Goal
Copy out all lines where "this" appears.

Listed entries
= = =
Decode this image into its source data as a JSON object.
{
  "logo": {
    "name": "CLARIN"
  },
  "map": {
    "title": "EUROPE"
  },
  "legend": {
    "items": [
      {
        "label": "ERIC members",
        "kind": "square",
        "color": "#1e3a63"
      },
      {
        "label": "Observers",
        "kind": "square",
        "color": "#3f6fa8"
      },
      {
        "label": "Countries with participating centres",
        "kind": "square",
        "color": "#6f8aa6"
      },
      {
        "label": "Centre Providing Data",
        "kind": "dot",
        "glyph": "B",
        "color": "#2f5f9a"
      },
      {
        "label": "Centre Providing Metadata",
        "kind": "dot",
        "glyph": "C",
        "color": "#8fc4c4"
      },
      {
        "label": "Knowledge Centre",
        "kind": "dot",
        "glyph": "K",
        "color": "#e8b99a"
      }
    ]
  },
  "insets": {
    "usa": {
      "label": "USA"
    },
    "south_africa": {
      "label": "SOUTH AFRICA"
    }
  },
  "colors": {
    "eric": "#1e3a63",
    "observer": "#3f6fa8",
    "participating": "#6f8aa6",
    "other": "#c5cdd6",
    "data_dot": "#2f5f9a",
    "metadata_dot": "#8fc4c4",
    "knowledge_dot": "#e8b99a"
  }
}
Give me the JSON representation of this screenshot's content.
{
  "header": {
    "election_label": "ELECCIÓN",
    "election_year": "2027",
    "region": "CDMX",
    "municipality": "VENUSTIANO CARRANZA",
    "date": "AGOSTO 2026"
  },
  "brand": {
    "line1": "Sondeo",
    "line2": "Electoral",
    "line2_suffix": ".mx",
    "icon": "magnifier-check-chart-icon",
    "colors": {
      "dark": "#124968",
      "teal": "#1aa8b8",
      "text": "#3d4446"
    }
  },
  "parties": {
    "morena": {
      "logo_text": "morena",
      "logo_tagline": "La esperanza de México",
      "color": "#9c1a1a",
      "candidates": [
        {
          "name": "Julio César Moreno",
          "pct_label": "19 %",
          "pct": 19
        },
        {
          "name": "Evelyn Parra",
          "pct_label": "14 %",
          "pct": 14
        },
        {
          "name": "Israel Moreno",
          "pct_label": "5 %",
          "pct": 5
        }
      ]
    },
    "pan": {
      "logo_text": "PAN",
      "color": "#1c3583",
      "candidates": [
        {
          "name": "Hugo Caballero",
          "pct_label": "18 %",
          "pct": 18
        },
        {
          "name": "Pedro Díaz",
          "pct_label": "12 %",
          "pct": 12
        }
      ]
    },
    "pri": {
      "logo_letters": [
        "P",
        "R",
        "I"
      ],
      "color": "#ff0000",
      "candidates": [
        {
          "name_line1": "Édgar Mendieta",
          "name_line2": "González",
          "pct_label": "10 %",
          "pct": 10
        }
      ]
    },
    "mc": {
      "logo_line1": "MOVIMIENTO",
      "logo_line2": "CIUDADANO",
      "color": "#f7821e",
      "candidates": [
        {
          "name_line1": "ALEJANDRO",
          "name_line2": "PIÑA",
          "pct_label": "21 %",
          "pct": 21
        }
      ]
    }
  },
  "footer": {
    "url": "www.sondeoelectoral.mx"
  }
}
= = =
Expected answer
Decode this image into its source data as a JSON object.
Give me the JSON representation of this screenshot's content.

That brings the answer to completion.